- REQUIREMENT: Copy out the listing that follows, exact in every word, and skip the images.

Dataset items
──────────
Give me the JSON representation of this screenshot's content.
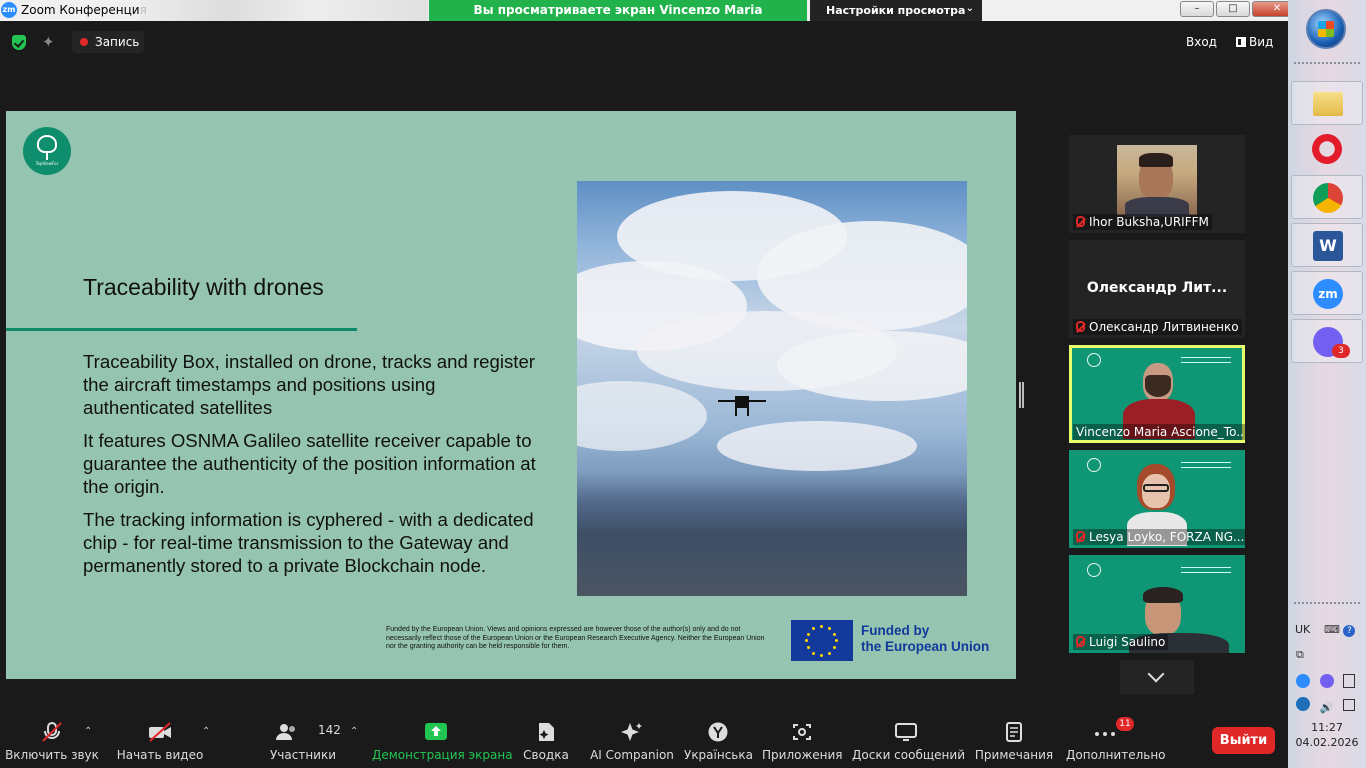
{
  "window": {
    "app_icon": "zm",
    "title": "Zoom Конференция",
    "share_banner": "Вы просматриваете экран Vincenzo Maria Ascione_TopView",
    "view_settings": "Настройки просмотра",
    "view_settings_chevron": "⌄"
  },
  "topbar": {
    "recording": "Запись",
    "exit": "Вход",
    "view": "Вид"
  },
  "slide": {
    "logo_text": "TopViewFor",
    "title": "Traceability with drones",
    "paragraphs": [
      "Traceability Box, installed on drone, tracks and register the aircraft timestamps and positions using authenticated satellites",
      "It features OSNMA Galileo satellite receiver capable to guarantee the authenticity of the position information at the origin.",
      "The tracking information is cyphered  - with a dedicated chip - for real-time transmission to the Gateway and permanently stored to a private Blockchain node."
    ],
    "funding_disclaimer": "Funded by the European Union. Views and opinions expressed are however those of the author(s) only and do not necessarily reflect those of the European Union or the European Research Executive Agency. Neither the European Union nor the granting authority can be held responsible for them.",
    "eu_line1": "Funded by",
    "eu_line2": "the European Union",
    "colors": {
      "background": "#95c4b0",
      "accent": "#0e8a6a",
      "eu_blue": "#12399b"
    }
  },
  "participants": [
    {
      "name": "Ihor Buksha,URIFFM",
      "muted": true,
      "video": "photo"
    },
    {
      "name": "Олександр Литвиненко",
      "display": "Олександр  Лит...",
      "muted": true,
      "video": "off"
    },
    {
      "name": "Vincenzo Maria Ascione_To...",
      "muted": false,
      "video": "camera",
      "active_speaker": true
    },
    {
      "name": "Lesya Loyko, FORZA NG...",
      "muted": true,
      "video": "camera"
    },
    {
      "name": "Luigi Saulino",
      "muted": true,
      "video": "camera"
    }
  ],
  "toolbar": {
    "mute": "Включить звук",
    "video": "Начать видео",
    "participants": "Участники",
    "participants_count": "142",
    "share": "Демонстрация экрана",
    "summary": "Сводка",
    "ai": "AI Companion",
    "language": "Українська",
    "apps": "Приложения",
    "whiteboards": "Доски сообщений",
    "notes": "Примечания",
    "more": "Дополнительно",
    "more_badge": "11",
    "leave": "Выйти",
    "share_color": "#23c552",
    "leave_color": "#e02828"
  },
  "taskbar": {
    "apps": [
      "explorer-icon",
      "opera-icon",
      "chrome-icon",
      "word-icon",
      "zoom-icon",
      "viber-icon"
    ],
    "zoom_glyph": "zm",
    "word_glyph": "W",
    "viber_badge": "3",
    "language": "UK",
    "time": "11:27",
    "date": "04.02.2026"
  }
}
──────────
- EXERCISE ANSWER:
Give me the JSON representation of this screenshot's content.
{
  "window": {
    "app_icon": "zm",
    "title": "Zoom Конференция",
    "share_banner": "Вы просматриваете экран Vincenzo Maria Ascione_TopView",
    "view_settings": "Настройки просмотра",
    "view_settings_chevron": "⌄"
  },
  "topbar": {
    "recording": "Запись",
    "exit": "Вход",
    "view": "Вид"
  },
  "slide": {
    "logo_text": "TopViewFor",
    "title": "Traceability with drones",
    "paragraphs": [
      "Traceability Box, installed on drone, tracks and register the aircraft timestamps and positions using authenticated satellites",
      "It features OSNMA Galileo satellite receiver capable to guarantee the authenticity of the position information at the origin.",
      "The tracking information is cyphered  - with a dedicated chip - for real-time transmission to the Gateway and permanently stored to a private Blockchain node."
    ],
    "funding_disclaimer": "Funded by the European Union. Views and opinions expressed are however those of the author(s) only and do not necessarily reflect those of the European Union or the European Research Executive Agency. Neither the European Union nor the granting authority can be held responsible for them.",
    "eu_line1": "Funded by",
    "eu_line2": "the European Union",
    "colors": {
      "background": "#95c4b0",
      "accent": "#0e8a6a",
      "eu_blue": "#12399b"
    }
  },
  "participants": [
    {
      "name": "Ihor Buksha,URIFFM",
      "muted": true,
      "video": "photo"
    },
    {
      "name": "Олександр Литвиненко",
      "display": "Олександр  Лит...",
      "muted": true,
      "video": "off"
    },
    {
      "name": "Vincenzo Maria Ascione_To...",
      "muted": false,
      "video": "camera",
      "active_speaker": true
    },
    {
      "name": "Lesya Loyko, FORZA NG...",
      "muted": true,
      "video": "camera"
    },
    {
      "name": "Luigi Saulino",
      "muted": true,
      "video": "camera"
    }
  ],
  "toolbar": {
    "mute": "Включить звук",
    "video": "Начать видео",
    "participants": "Участники",
    "participants_count": "142",
    "share": "Демонстрация экрана",
    "summary": "Сводка",
    "ai": "AI Companion",
    "language": "Українська",
    "apps": "Приложения",
    "whiteboards": "Доски сообщений",
    "notes": "Примечания",
    "more": "Дополнительно",
    "more_badge": "11",
    "leave": "Выйти",
    "share_color": "#23c552",
    "leave_color": "#e02828"
  },
  "taskbar": {
    "apps": [
      "explorer-icon",
      "opera-icon",
      "chrome-icon",
      "word-icon",
      "zoom-icon",
      "viber-icon"
    ],
    "zoom_glyph": "zm",
    "word_glyph": "W",
    "viber_badge": "3",
    "language": "UK",
    "time": "11:27",
    "date": "04.02.2026"
  }
}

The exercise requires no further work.